## TRECHO PARA LEITURA

※ ※ ※

Certa vez, José Ramos Tinhorão recebeu um pacote endereçado a ele na redação do jornal em que trabalhava. Dentro, havia um penico, com um recado: ‘Este penico pertenceu a Noel Rosa’. Uma piada de um colega, sobre a suposta mania de Tinhorão de colecionar objetos e documentos relacionados à história da música popular brasileira.
‘Eles me gozavam como se eu colecionasse por fetiche. Quando me viam sair da redação com recortes de jornal, perguntavam: `Vai vender no papeleiro?´’ – recorda.
O que os colegas testemunhavam, qualificando como uma estranha obsessão, era na verdade a formação do mais importante acervo pessoal sobre música popular brasileira. A partir desta semana, esse enorme volume de informações está na Reserva Técnica Musical do Instituto Moreira Salles – ele vinha sendo catalogado desde 2001 na sede paulista do IMS. A chegada do acervo – cerca de 6,5 mil discos de 76 e 78 RPM, 6 mil discos de 33 RPM, fotos, filmes, 32 mil partituras, scripts de rádio, cartazes, publicações, rolos de pianola e uma biblioteca com mais de 14 mil obras sobre música e cultura popular urbana de forma geral – é celebrada com uma exposição no Instituto, num momento em que o pesquisador lança dois livros – A música popular que surge na era da revolução (Editora 34) e Crítica cheia de graça (Empório do Livro) – e ganha uma biografia, Tinhorão, o legendário, de Elizabeth Lorenzotti (Imprensa Oficial do Estado de São Paulo).

※ ※ ※

## MATERIAL FORNECIDO
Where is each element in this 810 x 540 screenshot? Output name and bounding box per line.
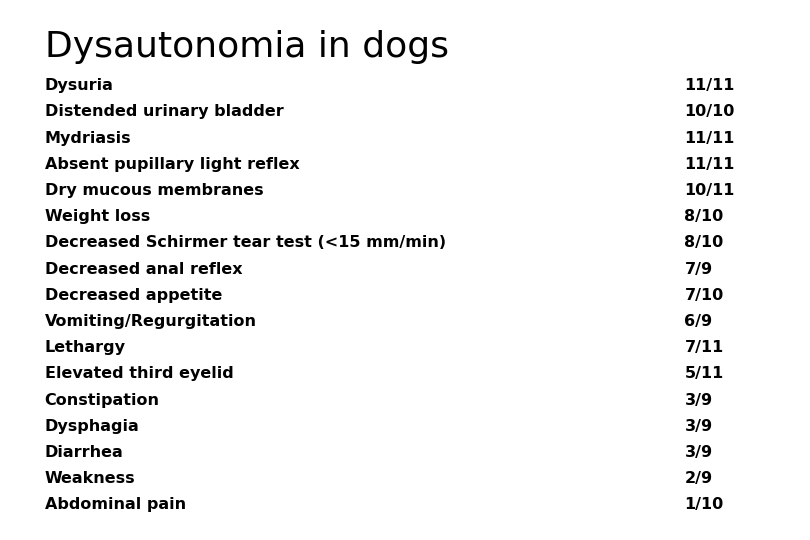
- Text: 11/11: 11/11: [684, 157, 735, 172]
- Text: Weight loss: Weight loss: [45, 209, 150, 224]
- Text: 10/11: 10/11: [684, 183, 735, 198]
- Text: Dysuria: Dysuria: [45, 78, 113, 93]
- Text: 11/11: 11/11: [684, 78, 735, 93]
- Text: 3/9: 3/9: [684, 445, 713, 460]
- Text: 2/9: 2/9: [684, 471, 713, 486]
- Text: Lethargy: Lethargy: [45, 340, 126, 355]
- Text: 7/10: 7/10: [684, 288, 723, 303]
- Text: 8/10: 8/10: [684, 209, 723, 224]
- Text: Dry mucous membranes: Dry mucous membranes: [45, 183, 263, 198]
- Text: 7/11: 7/11: [684, 340, 723, 355]
- Text: Diarrhea: Diarrhea: [45, 445, 123, 460]
- Text: 3/9: 3/9: [684, 393, 713, 408]
- Text: Decreased Schirmer tear test (<15 mm/min): Decreased Schirmer tear test (<15 mm/min…: [45, 235, 446, 251]
- Text: Abdominal pain: Abdominal pain: [45, 497, 185, 512]
- Text: 5/11: 5/11: [684, 366, 723, 381]
- Text: Decreased anal reflex: Decreased anal reflex: [45, 261, 242, 276]
- Text: 10/10: 10/10: [684, 105, 735, 119]
- Text: Constipation: Constipation: [45, 393, 160, 408]
- Text: Dysautonomia in dogs: Dysautonomia in dogs: [45, 30, 449, 64]
- Text: 11/11: 11/11: [684, 131, 735, 146]
- Text: Decreased appetite: Decreased appetite: [45, 288, 222, 303]
- Text: Dysphagia: Dysphagia: [45, 419, 139, 434]
- Text: Elevated third eyelid: Elevated third eyelid: [45, 366, 233, 381]
- Text: Vomiting/Regurgitation: Vomiting/Regurgitation: [45, 314, 257, 329]
- Text: 3/9: 3/9: [684, 419, 713, 434]
- Text: 6/9: 6/9: [684, 314, 713, 329]
- Text: Absent pupillary light reflex: Absent pupillary light reflex: [45, 157, 300, 172]
- Text: Mydriasis: Mydriasis: [45, 131, 131, 146]
- Text: 8/10: 8/10: [684, 235, 723, 251]
- Text: 1/10: 1/10: [684, 497, 723, 512]
- Text: Distended urinary bladder: Distended urinary bladder: [45, 105, 284, 119]
- Text: 7/9: 7/9: [684, 261, 713, 276]
- Text: Weakness: Weakness: [45, 471, 135, 486]
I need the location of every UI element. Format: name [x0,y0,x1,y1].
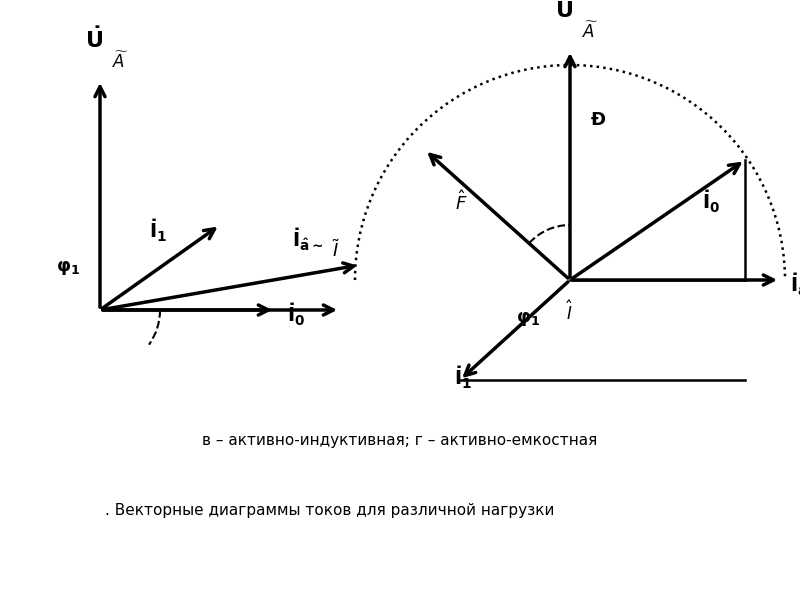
Text: $\mathbf{\dot{I}_0}$: $\mathbf{\dot{I}_0}$ [702,189,720,215]
Text: $\mathbf{\dot{U}}$: $\mathbf{\dot{U}}$ [555,0,573,22]
Text: $\mathbf{\dot{I}_1}$: $\mathbf{\dot{I}_1}$ [454,365,472,391]
Text: $\mathbf{\dot{I}_{\hat{a}\sim}}$: $\mathbf{\dot{I}_{\hat{a}\sim}}$ [790,272,800,298]
Text: . Векторные диаграммы токов для различной нагрузки: . Векторные диаграммы токов для различно… [106,503,554,517]
Text: $\mathbf{\DH}$: $\mathbf{\DH}$ [590,111,606,129]
Text: $\mathbf{\dot{I}_1}$: $\mathbf{\dot{I}_1}$ [149,218,167,244]
Text: $\tilde{I}$: $\tilde{I}$ [332,239,340,261]
Text: $\mathbf{\dot{U}}$: $\mathbf{\dot{U}}$ [85,26,103,52]
Text: $\widetilde{A}$: $\widetilde{A}$ [112,51,128,72]
Text: $\mathbf{\dot{I}_0}$: $\mathbf{\dot{I}_0}$ [287,302,305,328]
Text: $\mathbf{\varphi_1}$: $\mathbf{\varphi_1}$ [516,310,540,328]
Text: $\hat{F}$: $\hat{F}$ [455,190,468,214]
Text: $\mathbf{\dot{I}_{\hat{a}\sim}}$: $\mathbf{\dot{I}_{\hat{a}\sim}}$ [292,226,323,253]
Text: $\hat{I}$: $\hat{I}$ [566,300,574,323]
Text: $\mathbf{\varphi_1}$: $\mathbf{\varphi_1}$ [56,259,80,277]
Text: $\widetilde{A}$: $\widetilde{A}$ [582,21,598,42]
Text: в – активно-индуктивная; г – активно-емкостная: в – активно-индуктивная; г – активно-емк… [202,433,598,448]
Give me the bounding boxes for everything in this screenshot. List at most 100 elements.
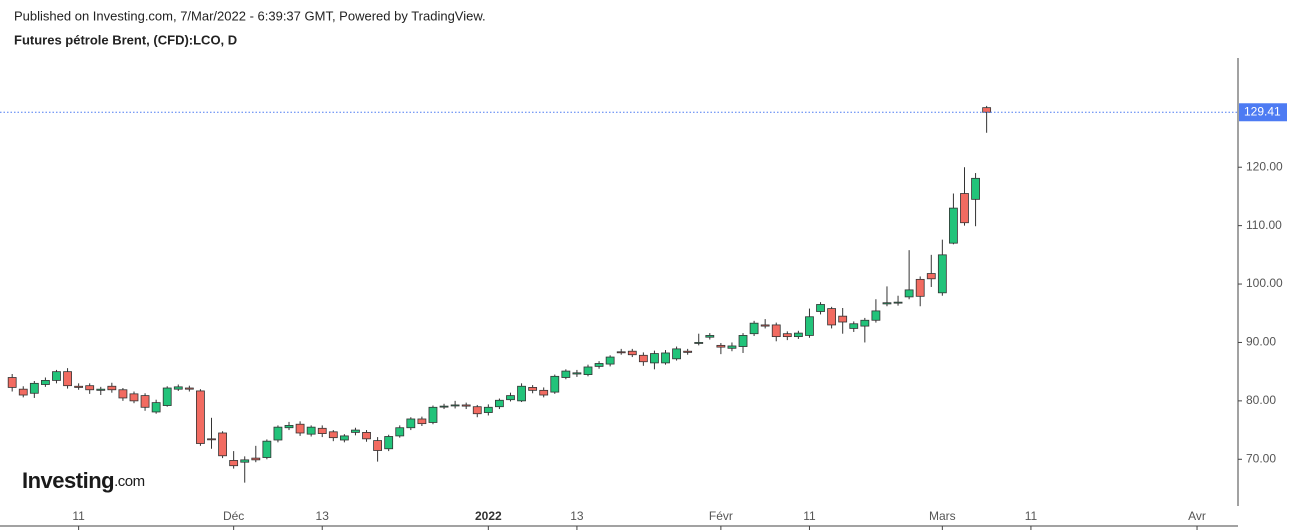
candle-body [450, 404, 460, 407]
x-tick-label: 2022 [475, 509, 502, 523]
candle-body [805, 316, 814, 336]
last-price-box [1239, 103, 1287, 122]
candle-body [827, 308, 837, 326]
candle-body [893, 301, 903, 304]
candle-body [661, 352, 670, 364]
candle-body [85, 385, 95, 391]
candle-body [196, 390, 205, 444]
y-tick-label: 100.00 [1246, 276, 1283, 290]
candle-body [650, 353, 659, 364]
candle-body [251, 457, 261, 461]
logo: Investing.com [22, 468, 145, 493]
candle-body [373, 440, 383, 451]
candle-body [7, 377, 17, 388]
candle-body [173, 386, 183, 390]
candle-body [317, 427, 327, 434]
candle-body [461, 404, 471, 407]
candle-body [749, 322, 759, 335]
last-price-label: 129.41 [1244, 104, 1281, 118]
x-tick-label: 11 [72, 509, 85, 523]
candle-body [207, 438, 216, 441]
candle-body [284, 424, 294, 429]
candle-body [118, 389, 128, 399]
candle-body [472, 406, 482, 415]
x-tick-label: 11 [1025, 509, 1038, 523]
candle-body [782, 333, 792, 338]
candle-body [616, 351, 626, 354]
candle-body [384, 436, 394, 450]
candle-body [561, 370, 571, 378]
candle-body [295, 423, 305, 434]
x-tick-label: 13 [316, 509, 330, 523]
x-tick-label: Févr [709, 509, 733, 523]
y-tick-label: 110.00 [1246, 218, 1282, 232]
candle-body [838, 315, 848, 323]
candle-body [495, 399, 504, 408]
x-tick-label: Mars [929, 509, 956, 523]
candle-body [960, 193, 969, 224]
candle-body [572, 372, 582, 375]
candle-body [428, 406, 438, 423]
candle-body [550, 375, 560, 393]
candle-body [262, 440, 272, 458]
published-note: Published on Investing.com, 7/Mar/2022 -… [14, 8, 486, 23]
candle-body [273, 426, 283, 441]
candle-body [240, 459, 250, 463]
candle-body [915, 278, 925, 297]
candle-body [218, 432, 227, 457]
x-tick-label: Avr [1188, 509, 1206, 523]
candle-body [129, 393, 139, 402]
candle-body [29, 382, 39, 394]
y-tick-label: 120.00 [1246, 159, 1283, 173]
y-tick-label: 70.00 [1246, 451, 1276, 465]
candle-body [638, 354, 648, 363]
candle-body [439, 405, 449, 408]
candle-body [395, 427, 405, 437]
candle-body [760, 324, 770, 327]
candle-body [882, 302, 892, 305]
candle-body [716, 344, 726, 348]
candle-body [937, 254, 947, 294]
candle-body [18, 388, 28, 396]
candle-body [96, 388, 106, 391]
candle-body [694, 342, 704, 344]
candle-body [506, 395, 515, 401]
candle-body [107, 385, 117, 391]
candle-body [184, 387, 194, 390]
candle-body [705, 335, 715, 338]
logo-suffix: .com [114, 473, 145, 490]
candle-body [904, 289, 914, 298]
candle-body [151, 402, 161, 413]
chart-title: Futures pétrole Brent, (CFD):LCO, D [14, 32, 237, 47]
candle-body [52, 371, 61, 381]
candle-body [162, 387, 172, 406]
candle-body [982, 107, 992, 113]
candle-body [328, 431, 338, 439]
candle-body [362, 432, 371, 440]
candle-body [583, 366, 593, 375]
candle-body [517, 385, 526, 402]
candle-body [971, 177, 980, 200]
candle-body [63, 371, 72, 387]
candle-body [74, 385, 84, 388]
candle-body [793, 332, 803, 338]
x-tick-label: 13 [570, 509, 584, 523]
candle-body [140, 395, 150, 408]
candle-body [871, 310, 881, 321]
candle-body [406, 418, 416, 429]
candle-body [351, 429, 360, 433]
candle-body [417, 418, 427, 425]
x-tick-label: 11 [803, 509, 816, 523]
candle-body [41, 380, 50, 385]
candle-body [339, 435, 349, 441]
y-tick-label: 80.00 [1246, 393, 1276, 407]
candle-body [926, 273, 936, 280]
candle-body [683, 350, 693, 353]
candle-body [483, 406, 493, 413]
candle-body [849, 323, 859, 329]
candle-body [738, 335, 748, 347]
x-tick-label: Déc [223, 509, 244, 523]
y-tick-label: 90.00 [1246, 335, 1276, 349]
candle-body [594, 363, 604, 367]
candle-body [306, 426, 316, 435]
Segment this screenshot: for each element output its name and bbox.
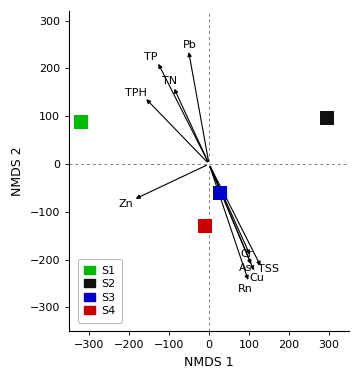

※ ※ ※

## INSTRUÇÃO DADA
Reproduza fielmente a passagem do texto sobre o acervo de José Ramos Tinhorão situada entre “Certa vez, José” e “papeleiro?´’ – recorda.”, inclusive.

## RESPOSTA AO EXERCÍCIO
Certa vez, José Ramos Tinhorão recebeu um pacote endereçado a ele na redação do jornal em que trabalhava. Dentro, havia um penico, com um recado: ‘Este penico pertenceu a Noel Rosa’. Uma piada de um colega, sobre a suposta mania de Tinhorão de colecionar objetos e documentos relacionados à história da música popular brasileira.
‘Eles me gozavam como se eu colecionasse por fetiche. Quando me viam sair da redação com recortes de jornal, perguntavam: `Vai vender no papeleiro?´’ – recorda.